— Begin RECORDS SHOWN —

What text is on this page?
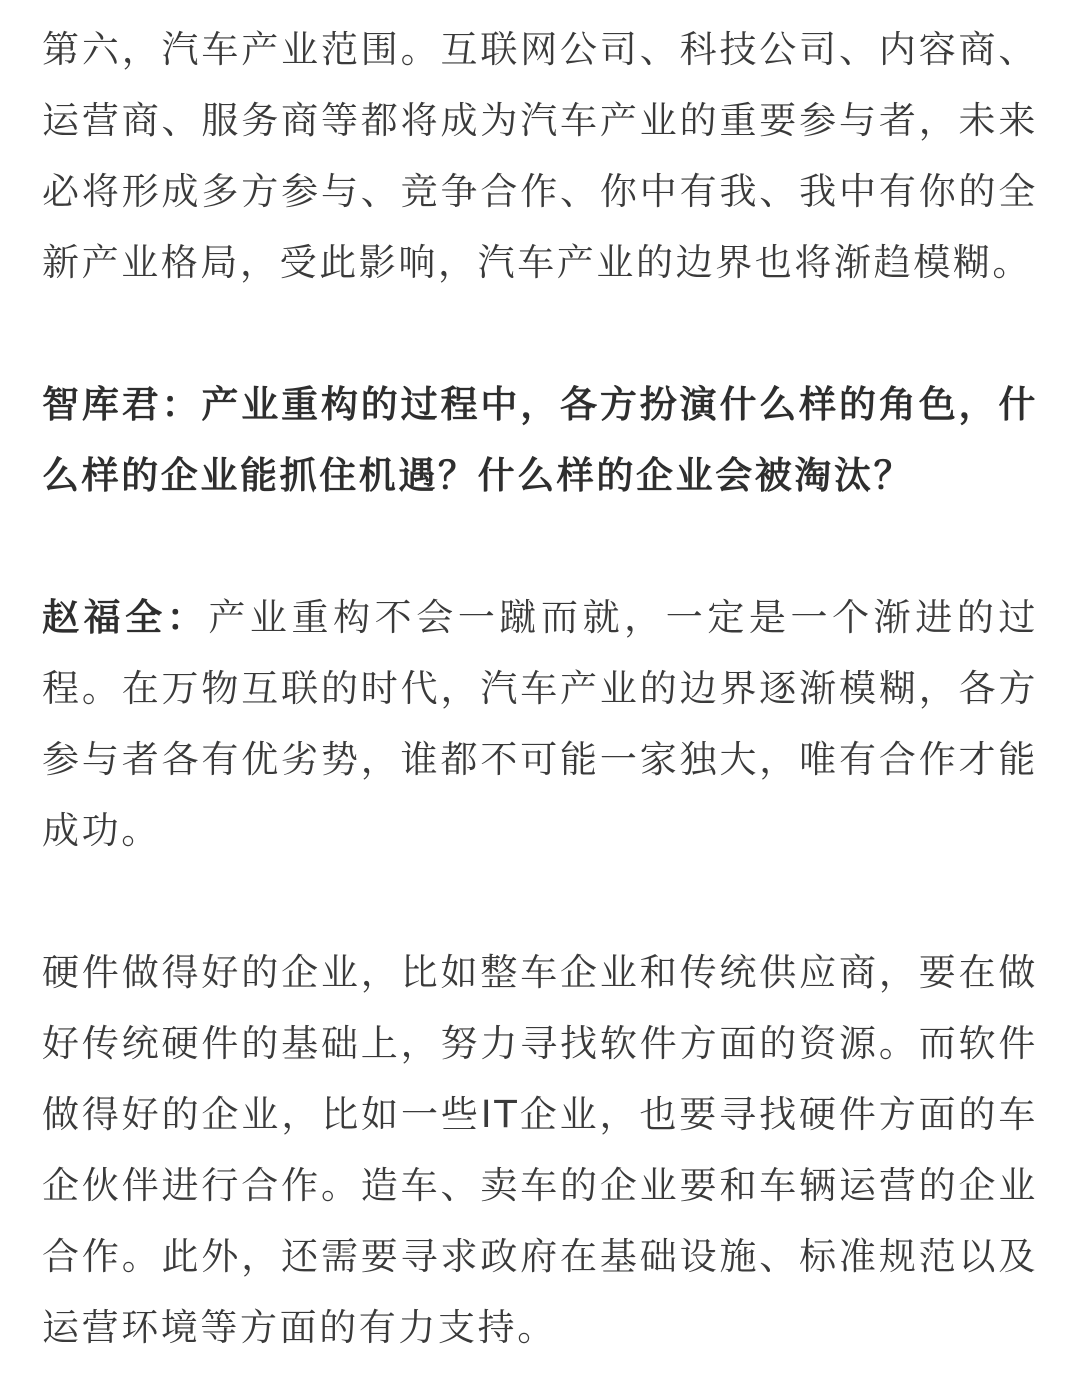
第六，汽车产业范围。互联网公司、科技公司、内容商、运营商、服务商等都将成为汽车产业的重要参与者，未来必将形成多方参与、竞争合作、你中有我、我中有你的全新产业格局，受此影响，汽车产业的边界也将渐趋模糊。

智库君：产业重构的过程中，各方扮演什么样的角色，什么样的企业能抓住机遇？什么样的企业会被淘汰？

赵福全：产业重构不会一蹴而就，一定是一个渐进的过程。在万物互联的时代，汽车产业的边界逐渐模糊，各方参与者各有优劣势，谁都不可能一家独大，唯有合作才能成功。

硬件做得好的企业，比如整车企业和传统供应商，要在做好传统硬件的基础上，努力寻找软件方面的资源。而软件做得好的企业，比如一些IT企业，也要寻找硬件方面的车企伙伴进行合作。造车、卖车的企业要和车辆运营的企业合作。此外，还需要寻求政府在基础设施、标准规范以及运营环境等方面的有力支持。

— End RECORDS SHOWN —

### WHAT TO WORK ON
Copy the listing over exactly, skipping the pictures it holds.

### CORRECT RESULT
What text is on this page?
第六，汽车产业范围。互联网公司、科技公司、内容商、运营商、服务商等都将成为汽车产业的重要参与者，未来必将形成多方参与、竞争合作、你中有我、我中有你的全新产业格局，受此影响，汽车产业的边界也将渐趋模糊。

智库君：产业重构的过程中，各方扮演什么样的角色，什么样的企业能抓住机遇？什么样的企业会被淘汰？

赵福全：产业重构不会一蹴而就，一定是一个渐进的过程。在万物互联的时代，汽车产业的边界逐渐模糊，各方参与者各有优劣势，谁都不可能一家独大，唯有合作才能成功。

硬件做得好的企业，比如整车企业和传统供应商，要在做好传统硬件的基础上，努力寻找软件方面的资源。而软件做得好的企业，比如一些IT企业，也要寻找硬件方面的车企伙伴进行合作。造车、卖车的企业要和车辆运营的企业合作。此外，还需要寻求政府在基础设施、标准规范以及运营环境等方面的有力支持。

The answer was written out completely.